MATERIAL FOR THIS TASK ::
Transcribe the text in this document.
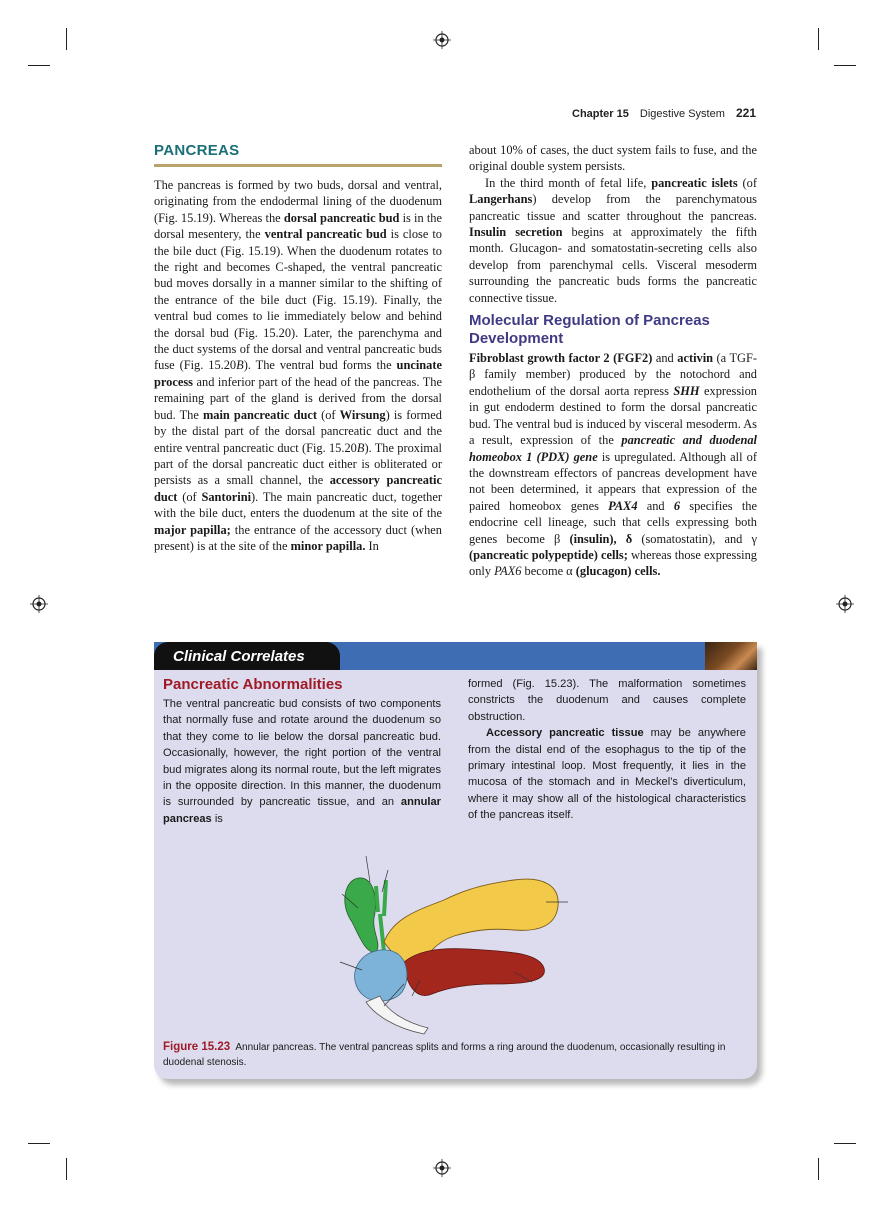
Chapter 15 Digestive System 221
PANCREAS

The pancreas is formed by two buds, dorsal and ventral, originating from the endodermal lining of the duodenum (Fig. 15.19). Whereas the dorsal pancreatic bud is in the dorsal mesentery, the ventral pancreatic bud is close to the bile duct (Fig. 15.19). When the duodenum rotates to the right and becomes C-shaped, the ventral pancreatic bud moves dorsally in a manner similar to the shifting of the entrance of the bile duct (Fig. 15.19). Finally, the ventral bud comes to lie immediately below and behind the dorsal bud (Fig. 15.20). Later, the parenchyma and the duct systems of the dorsal and ventral pancreatic buds fuse (Fig. 15.20B). The ventral bud forms the uncinate process and inferior part of the head of the pancreas. The remaining part of the gland is derived from the dorsal bud. The main pancreatic duct (of Wirsung) is formed by the distal part of the dorsal pancreatic duct and the entire ventral pancreatic duct (Fig. 15.20B). The proximal part of the dorsal pancreatic duct either is obliterated or persists as a small channel, the accessory pancreatic duct (of Santorini). The main pancreatic duct, together with the bile duct, enters the duodenum at the site of the major papilla; the entrance of the accessory duct (when present) is at the site of the minor papilla. In

about 10% of cases, the duct system fails to fuse, and the original double system persists.

In the third month of fetal life, pancreatic islets (of Langerhans) develop from the parenchymatous pancreatic tissue and scatter throughout the pancreas. Insulin secretion begins at approximately the fifth month. Glucagon- and somatostatin-secreting cells also develop from parenchymal cells. Visceral mesoderm surrounding the pancreatic buds forms the pancreatic connective tissue.

Molecular Regulation of Pancreas Development

Fibroblast growth factor 2 (FGF2) and activin (a TGF-β family member) produced by the notochord and endothelium of the dorsal aorta repress SHH expression in gut endoderm destined to form the dorsal pancreatic bud. The ventral bud is induced by visceral mesoderm. As a result, expression of the pancreatic and duodenal homeobox 1 (PDX) gene is upregulated. Although all of the downstream effectors of pancreas development have not been determined, it appears that expression of the paired homeobox genes PAX4 and 6 specifies the endocrine cell lineage, such that cells expressing both genes become β (insulin), δ (somatostatin), and γ (pancreatic polypeptide) cells; whereas those expressing only PAX6 become α (glucagon) cells.

Clinical Correlates
Pancreatic Abnormalities

The ventral pancreatic bud consists of two components that normally fuse and rotate around the duodenum so that they come to lie below the dorsal pancreatic bud. Occasionally, however, the right portion of the ventral bud migrates along its normal route, but the left migrates in the opposite direction. In this manner, the duodenum is surrounded by pancreatic tissue, and an annular pancreas is

formed (Fig. 15.23). The malformation sometimes constricts the duodenum and causes complete obstruction.

Accessory pancreatic tissue may be anywhere from the distal end of the esophagus to the tip of the primary intestinal loop. Most frequently, it lies in the mucosa of the stomach and in Meckel’s diverticulum, where it may show all of the histological characteristics of the pancreas itself.

Figure 15.23 Annular pancreas. The ventral pancreas splits and forms a ring around the duodenum, occasionally resulting in duodenal stenosis.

WHAT THIS TASK INVOLVES ::
Set down the records above exactly, leaving out pictures.

SOLUTION FOR THIS EXERCISE ::
Transcribe the text in this document.
Chapter 15 Digestive System 221
PANCREAS

The pancreas is formed by two buds, dorsal and ventral, originating from the endodermal lining of the duodenum (Fig. 15.19). Whereas the dorsal pancreatic bud is in the dorsal mesentery, the ventral pancreatic bud is close to the bile duct (Fig. 15.19). When the duodenum rotates to the right and becomes C-shaped, the ventral pancreatic bud moves dorsally in a manner similar to the shifting of the entrance of the bile duct (Fig. 15.19). Finally, the ventral bud comes to lie immediately below and behind the dorsal bud (Fig. 15.20). Later, the parenchyma and the duct systems of the dorsal and ventral pancreatic buds fuse (Fig. 15.20B). The ventral bud forms the uncinate process and inferior part of the head of the pancreas. The remaining part of the gland is derived from the dorsal bud. The main pancreatic duct (of Wirsung) is formed by the distal part of the dorsal pancreatic duct and the entire ventral pancreatic duct (Fig. 15.20B). The proximal part of the dorsal pancreatic duct either is obliterated or persists as a small channel, the accessory pancreatic duct (of Santorini). The main pancreatic duct, together with the bile duct, enters the duodenum at the site of the major papilla; the entrance of the accessory duct (when present) is at the site of the minor papilla. In

about 10% of cases, the duct system fails to fuse, and the original double system persists.

In the third month of fetal life, pancreatic islets (of Langerhans) develop from the parenchymatous pancreatic tissue and scatter throughout the pancreas. Insulin secretion begins at approximately the fifth month. Glucagon- and somatostatin-secreting cells also develop from parenchymal cells. Visceral mesoderm surrounding the pancreatic buds forms the pancreatic connective tissue.

Molecular Regulation of Pancreas Development

Fibroblast growth factor 2 (FGF2) and activin (a TGF-β family member) produced by the notochord and endothelium of the dorsal aorta repress SHH expression in gut endoderm destined to form the dorsal pancreatic bud. The ventral bud is induced by visceral mesoderm. As a result, expression of the pancreatic and duodenal homeobox 1 (PDX) gene is upregulated. Although all of the downstream effectors of pancreas development have not been determined, it appears that expression of the paired homeobox genes PAX4 and 6 specifies the endocrine cell lineage, such that cells expressing both genes become β (insulin), δ (somatostatin), and γ (pancreatic polypeptide) cells; whereas those expressing only PAX6 become α (glucagon) cells.

Clinical Correlates
Pancreatic Abnormalities

The ventral pancreatic bud consists of two components that normally fuse and rotate around the duodenum so that they come to lie below the dorsal pancreatic bud. Occasionally, however, the right portion of the ventral bud migrates along its normal route, but the left migrates in the opposite direction. In this manner, the duodenum is surrounded by pancreatic tissue, and an annular pancreas is

formed (Fig. 15.23). The malformation sometimes constricts the duodenum and causes complete obstruction.

Accessory pancreatic tissue may be anywhere from the distal end of the esophagus to the tip of the primary intestinal loop. Most frequently, it lies in the mucosa of the stomach and in Meckel’s diverticulum, where it may show all of the histological characteristics of the pancreas itself.

Figure 15.23 Annular pancreas. The ventral pancreas splits and forms a ring around the duodenum, occasionally resulting in duodenal stenosis.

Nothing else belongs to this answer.